● **Objective**: Gather all lines with the word "موافقم" in them.

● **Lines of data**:
--- Begin ---

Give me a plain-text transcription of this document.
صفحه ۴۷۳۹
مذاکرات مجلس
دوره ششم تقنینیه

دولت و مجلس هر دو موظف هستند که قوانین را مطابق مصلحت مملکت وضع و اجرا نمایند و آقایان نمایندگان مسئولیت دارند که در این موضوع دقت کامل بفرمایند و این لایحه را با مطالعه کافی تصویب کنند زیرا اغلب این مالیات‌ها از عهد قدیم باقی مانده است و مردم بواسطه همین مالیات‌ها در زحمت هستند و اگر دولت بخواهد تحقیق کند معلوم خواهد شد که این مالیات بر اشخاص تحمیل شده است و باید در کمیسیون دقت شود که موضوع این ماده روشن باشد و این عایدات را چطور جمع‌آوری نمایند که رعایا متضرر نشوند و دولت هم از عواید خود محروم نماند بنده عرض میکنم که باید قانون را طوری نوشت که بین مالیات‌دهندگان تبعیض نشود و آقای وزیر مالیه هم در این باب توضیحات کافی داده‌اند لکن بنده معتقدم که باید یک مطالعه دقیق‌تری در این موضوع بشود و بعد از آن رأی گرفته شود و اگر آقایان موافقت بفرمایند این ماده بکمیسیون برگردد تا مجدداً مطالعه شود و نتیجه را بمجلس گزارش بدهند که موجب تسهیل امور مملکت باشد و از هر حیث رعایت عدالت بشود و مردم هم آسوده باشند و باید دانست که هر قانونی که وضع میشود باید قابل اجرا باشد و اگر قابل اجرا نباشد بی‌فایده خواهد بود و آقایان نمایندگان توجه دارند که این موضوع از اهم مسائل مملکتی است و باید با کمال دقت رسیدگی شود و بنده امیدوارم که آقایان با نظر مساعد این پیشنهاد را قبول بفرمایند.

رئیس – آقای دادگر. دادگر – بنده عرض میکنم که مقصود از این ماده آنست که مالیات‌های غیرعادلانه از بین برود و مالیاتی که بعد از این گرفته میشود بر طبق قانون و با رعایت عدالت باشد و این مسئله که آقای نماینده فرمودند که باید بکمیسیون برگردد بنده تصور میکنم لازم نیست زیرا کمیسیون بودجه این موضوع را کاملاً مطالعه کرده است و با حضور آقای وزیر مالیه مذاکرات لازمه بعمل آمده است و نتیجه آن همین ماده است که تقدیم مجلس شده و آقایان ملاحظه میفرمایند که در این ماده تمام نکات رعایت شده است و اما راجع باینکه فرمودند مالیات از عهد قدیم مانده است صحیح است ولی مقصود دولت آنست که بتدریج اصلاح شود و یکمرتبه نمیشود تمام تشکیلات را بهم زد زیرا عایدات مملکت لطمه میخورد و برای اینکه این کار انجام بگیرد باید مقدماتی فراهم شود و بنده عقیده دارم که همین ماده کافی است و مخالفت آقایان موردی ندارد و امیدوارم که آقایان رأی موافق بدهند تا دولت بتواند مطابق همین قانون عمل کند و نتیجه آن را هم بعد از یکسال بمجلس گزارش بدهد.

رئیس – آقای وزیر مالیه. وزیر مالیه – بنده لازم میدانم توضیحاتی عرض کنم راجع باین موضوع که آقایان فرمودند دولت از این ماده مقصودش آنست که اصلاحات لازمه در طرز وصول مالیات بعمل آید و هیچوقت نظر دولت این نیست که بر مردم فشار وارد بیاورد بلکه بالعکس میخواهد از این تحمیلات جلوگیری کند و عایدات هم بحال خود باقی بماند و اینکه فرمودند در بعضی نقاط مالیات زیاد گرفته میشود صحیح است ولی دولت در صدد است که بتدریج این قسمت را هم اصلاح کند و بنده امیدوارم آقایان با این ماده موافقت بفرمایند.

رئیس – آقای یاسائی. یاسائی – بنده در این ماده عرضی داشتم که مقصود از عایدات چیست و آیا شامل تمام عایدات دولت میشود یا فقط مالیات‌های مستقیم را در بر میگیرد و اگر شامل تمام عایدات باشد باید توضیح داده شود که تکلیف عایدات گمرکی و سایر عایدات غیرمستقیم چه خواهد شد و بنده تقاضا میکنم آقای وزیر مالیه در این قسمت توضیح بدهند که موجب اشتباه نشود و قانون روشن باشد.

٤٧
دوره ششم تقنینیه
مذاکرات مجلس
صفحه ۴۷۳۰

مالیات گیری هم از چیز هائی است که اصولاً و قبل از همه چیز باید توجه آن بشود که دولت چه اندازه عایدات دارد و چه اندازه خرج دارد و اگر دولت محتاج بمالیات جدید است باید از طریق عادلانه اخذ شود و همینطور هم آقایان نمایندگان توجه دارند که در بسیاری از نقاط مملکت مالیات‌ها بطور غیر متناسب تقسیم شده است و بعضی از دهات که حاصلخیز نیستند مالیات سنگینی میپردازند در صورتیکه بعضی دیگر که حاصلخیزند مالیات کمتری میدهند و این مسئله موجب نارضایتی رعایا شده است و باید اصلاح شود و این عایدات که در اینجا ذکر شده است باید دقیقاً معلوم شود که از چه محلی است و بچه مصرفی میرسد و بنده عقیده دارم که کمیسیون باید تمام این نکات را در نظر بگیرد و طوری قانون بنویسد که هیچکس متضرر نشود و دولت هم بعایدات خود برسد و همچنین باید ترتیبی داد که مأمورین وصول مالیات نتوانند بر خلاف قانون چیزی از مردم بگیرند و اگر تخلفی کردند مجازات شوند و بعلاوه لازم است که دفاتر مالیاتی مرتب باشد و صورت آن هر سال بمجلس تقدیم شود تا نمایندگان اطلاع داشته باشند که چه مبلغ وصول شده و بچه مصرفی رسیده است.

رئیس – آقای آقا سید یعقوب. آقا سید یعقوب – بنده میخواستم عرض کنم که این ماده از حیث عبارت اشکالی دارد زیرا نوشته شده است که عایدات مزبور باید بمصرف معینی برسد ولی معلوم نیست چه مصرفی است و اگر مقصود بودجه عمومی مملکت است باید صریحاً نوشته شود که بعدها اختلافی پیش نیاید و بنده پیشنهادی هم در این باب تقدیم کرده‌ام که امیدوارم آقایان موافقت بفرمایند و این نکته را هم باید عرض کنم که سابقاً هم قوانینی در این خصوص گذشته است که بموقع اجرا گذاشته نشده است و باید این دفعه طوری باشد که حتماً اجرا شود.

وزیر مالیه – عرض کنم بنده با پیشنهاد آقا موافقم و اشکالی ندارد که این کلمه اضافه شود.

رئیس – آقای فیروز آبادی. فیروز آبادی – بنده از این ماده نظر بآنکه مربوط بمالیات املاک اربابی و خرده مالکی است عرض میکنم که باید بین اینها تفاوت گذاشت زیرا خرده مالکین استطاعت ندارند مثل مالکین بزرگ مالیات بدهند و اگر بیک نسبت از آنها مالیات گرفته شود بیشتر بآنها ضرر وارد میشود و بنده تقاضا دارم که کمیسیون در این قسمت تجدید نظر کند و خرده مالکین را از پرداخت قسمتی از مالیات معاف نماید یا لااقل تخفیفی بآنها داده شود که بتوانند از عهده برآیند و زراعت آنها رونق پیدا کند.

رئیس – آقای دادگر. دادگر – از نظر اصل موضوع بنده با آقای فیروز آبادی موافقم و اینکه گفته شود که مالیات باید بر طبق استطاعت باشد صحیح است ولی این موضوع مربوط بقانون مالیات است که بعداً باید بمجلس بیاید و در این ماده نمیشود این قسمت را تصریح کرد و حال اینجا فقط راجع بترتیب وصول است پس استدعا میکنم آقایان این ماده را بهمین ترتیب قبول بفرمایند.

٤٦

--- End ---
--- Begin ---

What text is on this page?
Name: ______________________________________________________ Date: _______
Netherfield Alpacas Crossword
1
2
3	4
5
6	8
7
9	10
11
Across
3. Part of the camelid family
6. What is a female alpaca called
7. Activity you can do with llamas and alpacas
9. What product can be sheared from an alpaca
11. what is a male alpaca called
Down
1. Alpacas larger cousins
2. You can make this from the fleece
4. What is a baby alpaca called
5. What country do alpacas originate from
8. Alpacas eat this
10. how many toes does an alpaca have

--- End ---

● **Response to the exercise**:
وزیر مالیه – عرض کنم بنده با پیشنهاد آقا موافقم و اشکالی ندارد که این کلمه اضافه شود.
رئیس – آقای دادگر. دادگر – از نظر اصل موضوع بنده با آقای فیروز آبادی موافقم و اینکه گفته شود که مالیات باید بر طبق استطاعت باشد صحیح است ولی این موضوع مربوط بقانون مالیات است که بعداً باید بمجلس بیاید و در این ماده نمیشود این قسمت را تصریح کرد و حال اینجا فقط راجع بترتیب وصول است پس استدعا میکنم آقایان این ماده را بهمین ترتیب قبول بفرمایند.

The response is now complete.